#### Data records

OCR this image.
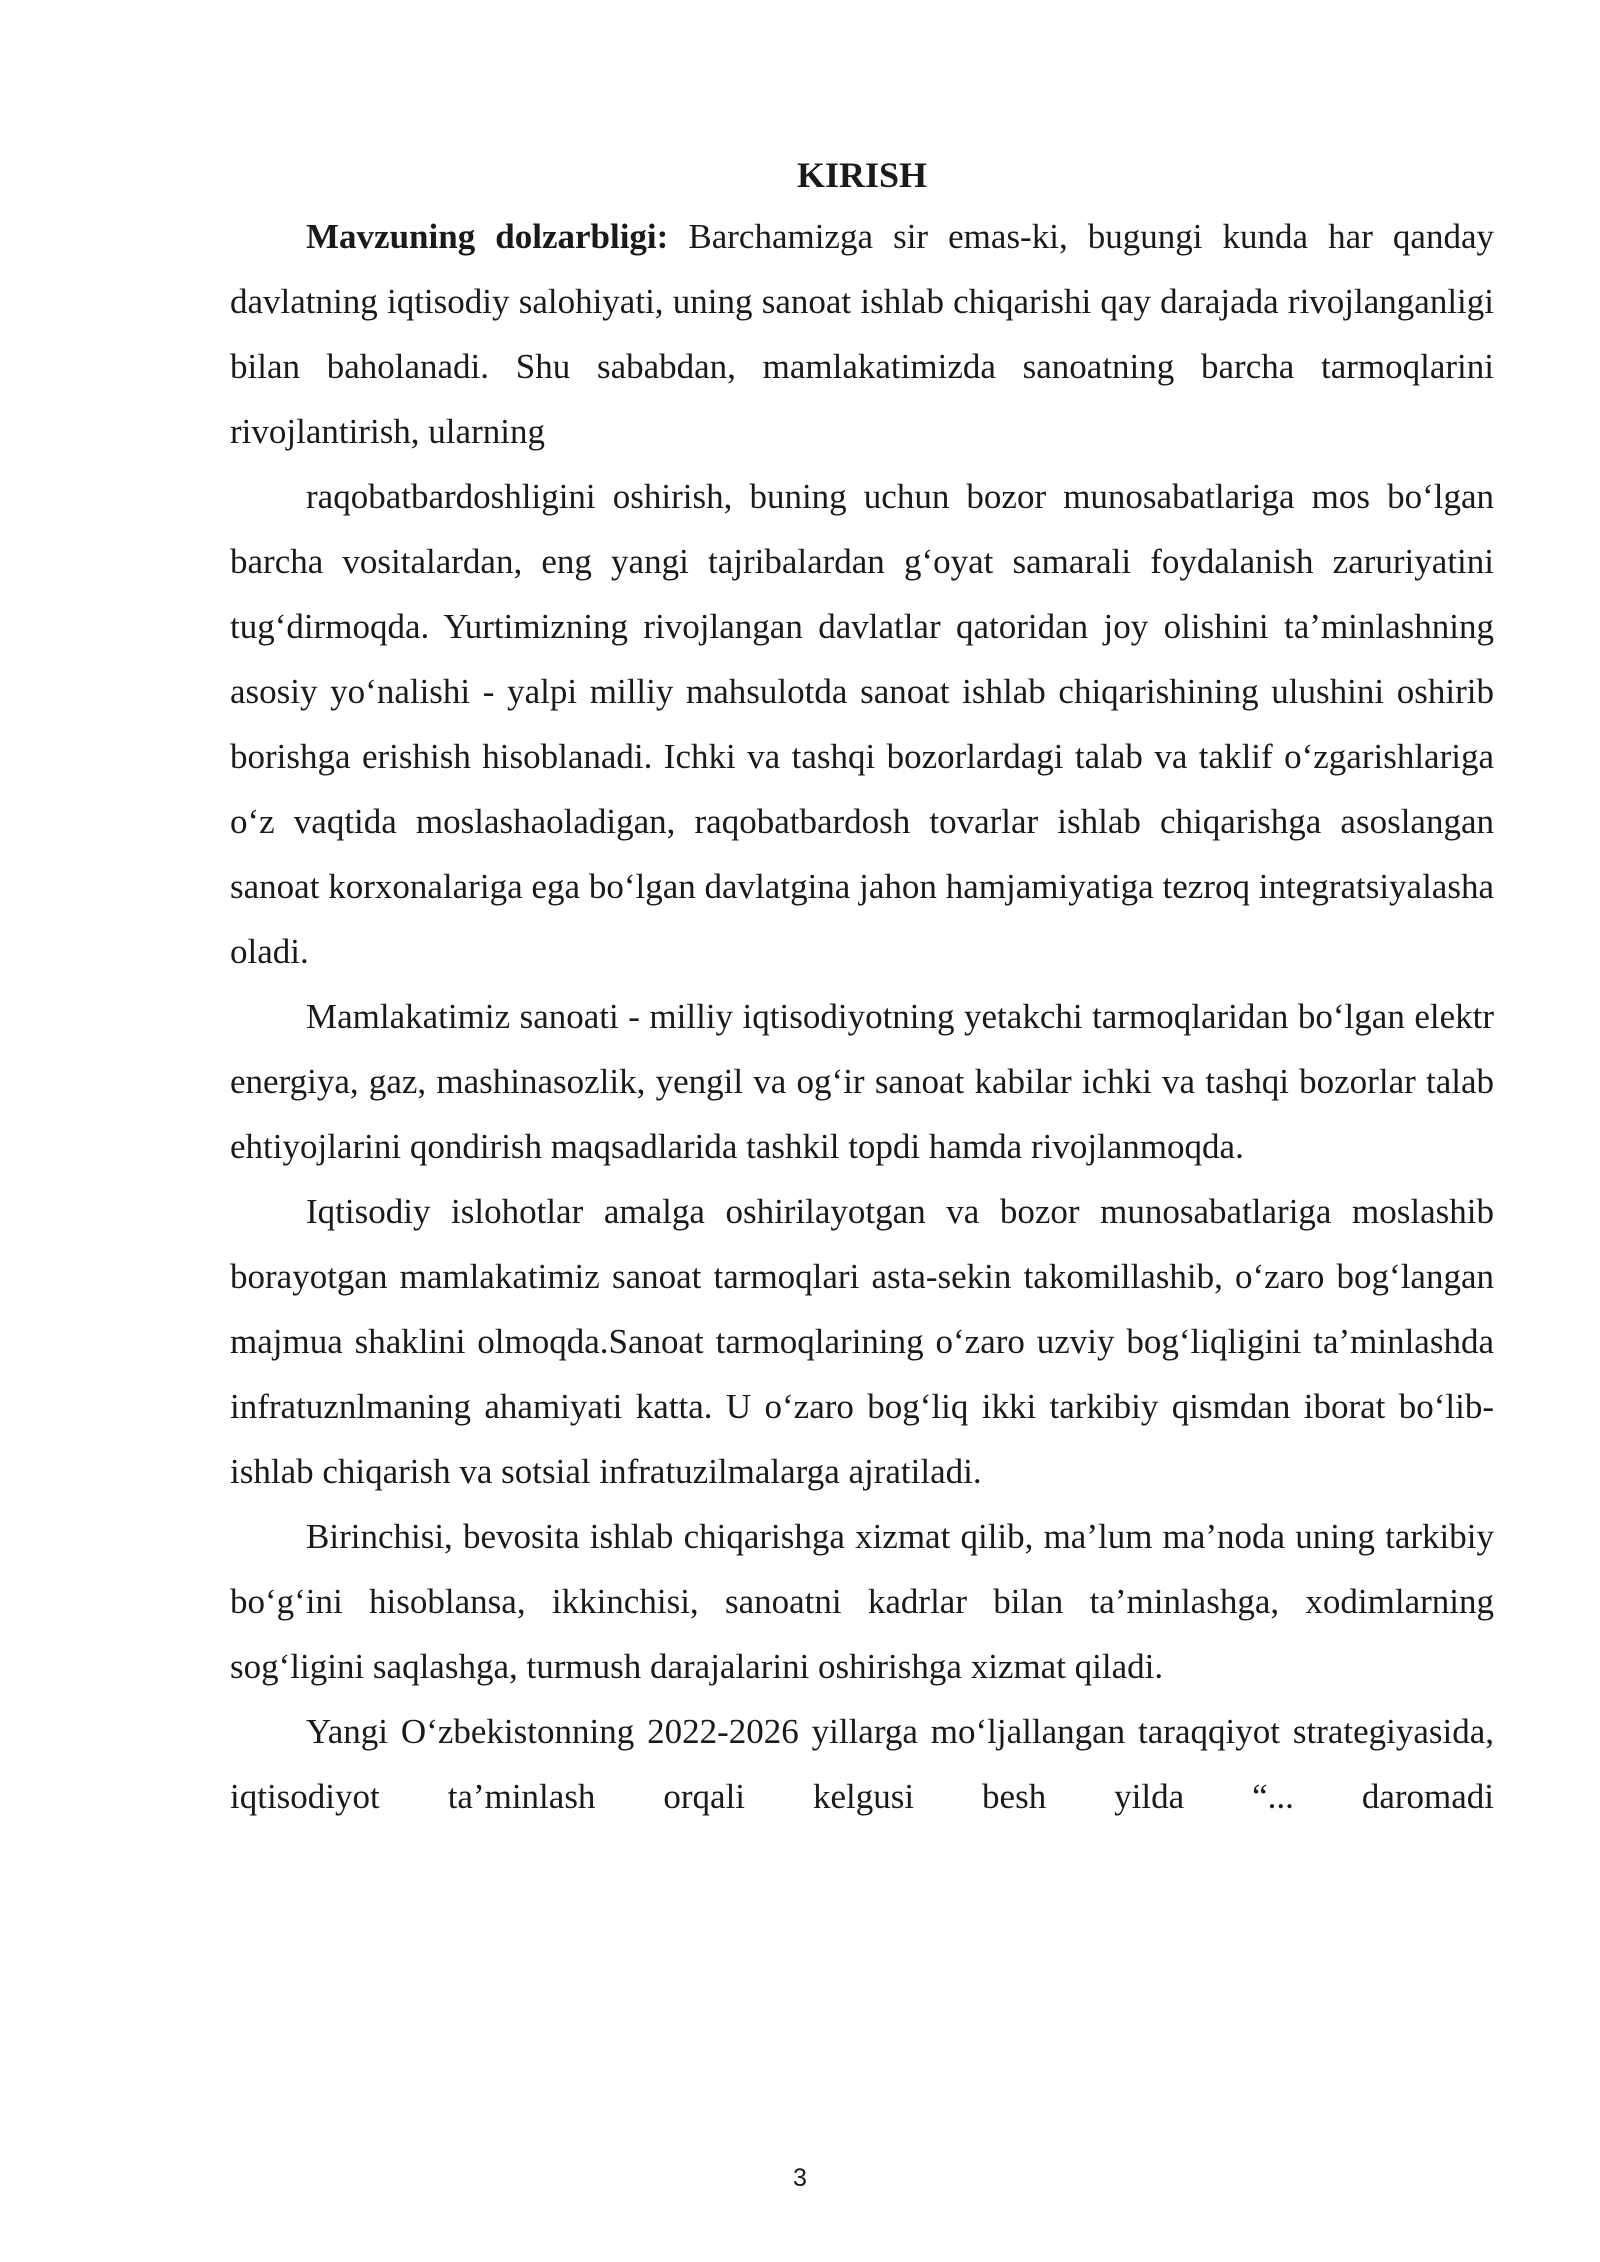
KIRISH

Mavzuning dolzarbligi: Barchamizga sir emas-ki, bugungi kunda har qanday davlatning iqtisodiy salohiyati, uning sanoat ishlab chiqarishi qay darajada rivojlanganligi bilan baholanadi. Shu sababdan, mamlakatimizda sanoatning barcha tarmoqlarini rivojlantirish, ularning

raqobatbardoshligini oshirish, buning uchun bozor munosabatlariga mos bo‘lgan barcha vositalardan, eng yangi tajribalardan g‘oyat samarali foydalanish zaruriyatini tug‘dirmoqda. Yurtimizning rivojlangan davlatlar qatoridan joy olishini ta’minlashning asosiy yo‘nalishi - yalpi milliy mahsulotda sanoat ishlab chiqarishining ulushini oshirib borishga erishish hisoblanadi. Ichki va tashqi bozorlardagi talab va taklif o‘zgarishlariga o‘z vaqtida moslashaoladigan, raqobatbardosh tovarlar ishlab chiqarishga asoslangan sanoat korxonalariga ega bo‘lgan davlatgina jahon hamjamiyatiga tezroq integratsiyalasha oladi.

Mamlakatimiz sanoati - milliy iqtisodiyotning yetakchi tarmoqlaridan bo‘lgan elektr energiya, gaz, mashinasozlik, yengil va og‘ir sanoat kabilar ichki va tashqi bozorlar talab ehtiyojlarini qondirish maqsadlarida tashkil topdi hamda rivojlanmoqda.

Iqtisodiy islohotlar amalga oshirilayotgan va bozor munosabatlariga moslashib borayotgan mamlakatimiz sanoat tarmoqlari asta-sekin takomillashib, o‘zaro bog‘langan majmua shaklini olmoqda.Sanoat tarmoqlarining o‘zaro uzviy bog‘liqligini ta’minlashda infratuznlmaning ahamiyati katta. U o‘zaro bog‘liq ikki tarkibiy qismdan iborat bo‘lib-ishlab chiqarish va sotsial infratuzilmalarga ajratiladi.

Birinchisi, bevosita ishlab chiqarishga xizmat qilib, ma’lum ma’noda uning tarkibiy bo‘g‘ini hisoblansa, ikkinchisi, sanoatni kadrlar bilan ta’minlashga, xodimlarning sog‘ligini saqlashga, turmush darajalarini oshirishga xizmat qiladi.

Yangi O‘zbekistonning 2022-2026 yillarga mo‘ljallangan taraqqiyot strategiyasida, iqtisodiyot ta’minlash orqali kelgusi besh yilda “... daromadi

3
---
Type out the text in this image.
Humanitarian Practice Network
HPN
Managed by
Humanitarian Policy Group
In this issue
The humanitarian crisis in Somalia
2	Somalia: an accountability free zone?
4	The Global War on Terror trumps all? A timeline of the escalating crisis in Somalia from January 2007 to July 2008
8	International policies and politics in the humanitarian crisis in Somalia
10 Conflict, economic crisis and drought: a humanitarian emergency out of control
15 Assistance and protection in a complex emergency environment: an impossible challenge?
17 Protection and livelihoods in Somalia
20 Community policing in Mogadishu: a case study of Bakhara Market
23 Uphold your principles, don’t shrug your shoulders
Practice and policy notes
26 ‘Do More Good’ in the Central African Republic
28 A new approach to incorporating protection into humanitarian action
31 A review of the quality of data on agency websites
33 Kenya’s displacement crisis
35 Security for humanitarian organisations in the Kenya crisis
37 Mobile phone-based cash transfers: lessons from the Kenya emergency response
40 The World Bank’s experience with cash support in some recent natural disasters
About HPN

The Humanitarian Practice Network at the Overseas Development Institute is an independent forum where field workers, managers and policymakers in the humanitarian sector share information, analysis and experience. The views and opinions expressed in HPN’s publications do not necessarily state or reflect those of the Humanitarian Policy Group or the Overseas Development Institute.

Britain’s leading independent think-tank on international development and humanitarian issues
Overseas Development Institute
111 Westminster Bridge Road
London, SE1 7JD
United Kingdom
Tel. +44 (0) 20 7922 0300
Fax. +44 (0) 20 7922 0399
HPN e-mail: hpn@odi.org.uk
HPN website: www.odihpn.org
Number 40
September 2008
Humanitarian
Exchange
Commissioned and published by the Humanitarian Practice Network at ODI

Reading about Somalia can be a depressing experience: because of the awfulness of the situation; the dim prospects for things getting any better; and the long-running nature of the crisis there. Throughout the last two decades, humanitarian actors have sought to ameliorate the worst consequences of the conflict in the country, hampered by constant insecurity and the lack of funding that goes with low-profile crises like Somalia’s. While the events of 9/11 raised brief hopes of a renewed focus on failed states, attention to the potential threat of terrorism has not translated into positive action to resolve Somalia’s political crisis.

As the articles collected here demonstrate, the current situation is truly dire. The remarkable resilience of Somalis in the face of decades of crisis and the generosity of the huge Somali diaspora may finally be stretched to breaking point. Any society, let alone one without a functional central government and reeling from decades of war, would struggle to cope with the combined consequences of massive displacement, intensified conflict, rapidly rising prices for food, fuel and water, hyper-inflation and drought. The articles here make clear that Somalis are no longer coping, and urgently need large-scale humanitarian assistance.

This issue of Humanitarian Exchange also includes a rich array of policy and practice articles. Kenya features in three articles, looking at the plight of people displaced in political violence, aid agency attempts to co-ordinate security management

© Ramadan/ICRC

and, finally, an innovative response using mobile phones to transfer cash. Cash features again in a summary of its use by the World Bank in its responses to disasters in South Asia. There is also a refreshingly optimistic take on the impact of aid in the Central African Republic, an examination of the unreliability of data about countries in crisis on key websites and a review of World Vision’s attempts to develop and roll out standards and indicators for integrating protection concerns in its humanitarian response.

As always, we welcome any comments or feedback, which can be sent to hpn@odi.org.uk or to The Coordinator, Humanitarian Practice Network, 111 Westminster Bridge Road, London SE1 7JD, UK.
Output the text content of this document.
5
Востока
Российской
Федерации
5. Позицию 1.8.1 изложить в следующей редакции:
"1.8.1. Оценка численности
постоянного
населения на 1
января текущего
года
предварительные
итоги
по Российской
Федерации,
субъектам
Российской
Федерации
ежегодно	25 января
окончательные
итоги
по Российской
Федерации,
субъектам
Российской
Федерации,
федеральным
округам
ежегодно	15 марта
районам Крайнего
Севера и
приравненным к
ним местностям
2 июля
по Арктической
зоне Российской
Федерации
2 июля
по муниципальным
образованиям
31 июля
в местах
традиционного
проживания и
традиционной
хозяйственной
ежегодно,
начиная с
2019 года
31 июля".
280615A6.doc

#### Your objective
Work through the records line by line and tally those holding "Exchange". Reply with the number alone.

#### Task result
2